Task statement:
Note each line where "совокупных" appears, and copy it.

[Extracted records]
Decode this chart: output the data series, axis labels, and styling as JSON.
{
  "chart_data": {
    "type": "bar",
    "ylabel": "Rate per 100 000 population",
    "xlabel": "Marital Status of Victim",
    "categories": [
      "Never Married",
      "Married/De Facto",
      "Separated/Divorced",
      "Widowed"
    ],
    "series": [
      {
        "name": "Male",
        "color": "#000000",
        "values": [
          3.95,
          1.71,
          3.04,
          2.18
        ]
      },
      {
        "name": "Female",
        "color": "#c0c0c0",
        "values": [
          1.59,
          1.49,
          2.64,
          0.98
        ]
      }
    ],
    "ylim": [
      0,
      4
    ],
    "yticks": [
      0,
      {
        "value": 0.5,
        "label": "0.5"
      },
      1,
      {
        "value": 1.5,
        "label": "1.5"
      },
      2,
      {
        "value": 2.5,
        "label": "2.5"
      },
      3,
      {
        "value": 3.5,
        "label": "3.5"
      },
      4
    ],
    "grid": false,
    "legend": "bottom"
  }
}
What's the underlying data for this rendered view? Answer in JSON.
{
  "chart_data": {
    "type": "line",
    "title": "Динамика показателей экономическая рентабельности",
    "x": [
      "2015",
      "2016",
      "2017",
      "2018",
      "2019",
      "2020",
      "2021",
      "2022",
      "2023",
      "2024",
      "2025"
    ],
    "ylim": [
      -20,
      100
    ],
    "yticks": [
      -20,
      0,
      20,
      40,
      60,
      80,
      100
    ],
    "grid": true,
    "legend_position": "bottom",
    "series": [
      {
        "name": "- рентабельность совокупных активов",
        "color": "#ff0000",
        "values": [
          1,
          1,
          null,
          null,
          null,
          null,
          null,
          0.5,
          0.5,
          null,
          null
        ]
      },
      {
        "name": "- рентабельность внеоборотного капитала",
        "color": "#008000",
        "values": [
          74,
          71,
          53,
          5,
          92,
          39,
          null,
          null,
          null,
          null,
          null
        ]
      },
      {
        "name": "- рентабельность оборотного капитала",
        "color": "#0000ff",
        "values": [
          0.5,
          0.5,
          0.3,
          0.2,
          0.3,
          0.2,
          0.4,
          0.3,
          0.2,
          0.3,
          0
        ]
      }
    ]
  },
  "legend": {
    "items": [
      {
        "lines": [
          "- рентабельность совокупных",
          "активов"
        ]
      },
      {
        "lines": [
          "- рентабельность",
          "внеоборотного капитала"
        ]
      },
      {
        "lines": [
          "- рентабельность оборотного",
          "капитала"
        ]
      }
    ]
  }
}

Task result:
        "name": "- рентабельность совокупных активов",
          "- рентабельность совокупных",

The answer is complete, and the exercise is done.